** SUPPLIED DATA **
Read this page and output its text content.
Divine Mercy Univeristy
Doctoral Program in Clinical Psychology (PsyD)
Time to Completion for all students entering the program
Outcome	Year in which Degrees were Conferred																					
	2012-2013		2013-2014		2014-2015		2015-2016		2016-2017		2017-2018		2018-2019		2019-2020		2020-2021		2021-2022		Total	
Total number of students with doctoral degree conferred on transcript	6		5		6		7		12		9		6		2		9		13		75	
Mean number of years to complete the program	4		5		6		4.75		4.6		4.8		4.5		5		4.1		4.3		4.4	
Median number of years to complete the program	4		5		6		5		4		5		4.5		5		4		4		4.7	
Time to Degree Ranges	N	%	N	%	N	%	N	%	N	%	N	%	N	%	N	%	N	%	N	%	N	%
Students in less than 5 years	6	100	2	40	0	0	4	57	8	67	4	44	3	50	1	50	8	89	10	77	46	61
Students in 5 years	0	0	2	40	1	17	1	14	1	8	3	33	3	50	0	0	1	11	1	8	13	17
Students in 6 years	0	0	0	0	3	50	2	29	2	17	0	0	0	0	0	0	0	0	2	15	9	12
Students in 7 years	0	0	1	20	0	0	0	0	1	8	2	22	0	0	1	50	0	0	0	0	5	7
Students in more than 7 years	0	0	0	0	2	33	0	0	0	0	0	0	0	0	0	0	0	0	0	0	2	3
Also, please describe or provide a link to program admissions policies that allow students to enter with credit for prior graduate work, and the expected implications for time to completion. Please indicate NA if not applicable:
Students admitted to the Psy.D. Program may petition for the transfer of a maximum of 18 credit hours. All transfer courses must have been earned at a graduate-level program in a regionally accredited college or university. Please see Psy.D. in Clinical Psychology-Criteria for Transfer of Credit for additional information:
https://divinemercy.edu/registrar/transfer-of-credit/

** EXERCISE **
Return all of the data exactly as it reads.

** OUTPUT OF THE TASK **
Read this page and output its text content.
Divine Mercy Univeristy
Doctoral Program in Clinical Psychology (PsyD)
Time to Completion for all students entering the program
Outcome	Year in which Degrees were Conferred																					
	2012-2013		2013-2014		2014-2015		2015-2016		2016-2017		2017-2018		2018-2019		2019-2020		2020-2021		2021-2022		Total	
Total number of students with doctoral degree conferred on transcript	6		5		6		7		12		9		6		2		9		13		75	
Mean number of years to complete the program	4		5		6		4.75		4.6		4.8		4.5		5		4.1		4.3		4.4	
Median number of years to complete the program	4		5		6		5		4		5		4.5		5		4		4		4.7	
Time to Degree Ranges	N	%	N	%	N	%	N	%	N	%	N	%	N	%	N	%	N	%	N	%	N	%
Students in less than 5 years	6	100	2	40	0	0	4	57	8	67	4	44	3	50	1	50	8	89	10	77	46	61
Students in 5 years	0	0	2	40	1	17	1	14	1	8	3	33	3	50	0	0	1	11	1	8	13	17
Students in 6 years	0	0	0	0	3	50	2	29	2	17	0	0	0	0	0	0	0	0	2	15	9	12
Students in 7 years	0	0	1	20	0	0	0	0	1	8	2	22	0	0	1	50	0	0	0	0	5	7
Students in more than 7 years	0	0	0	0	2	33	0	0	0	0	0	0	0	0	0	0	0	0	0	0	2	3
Also, please describe or provide a link to program admissions policies that allow students to enter with credit for prior graduate work, and the expected implications for time to completion. Please indicate NA if not applicable:
Students admitted to the Psy.D. Program may petition for the transfer of a maximum of 18 credit hours. All transfer courses must have been earned at a graduate-level program in a regionally accredited college or university. Please see Psy.D. in Clinical Psychology-Criteria for Transfer of Credit for additional information:
https://divinemercy.edu/registrar/transfer-of-credit/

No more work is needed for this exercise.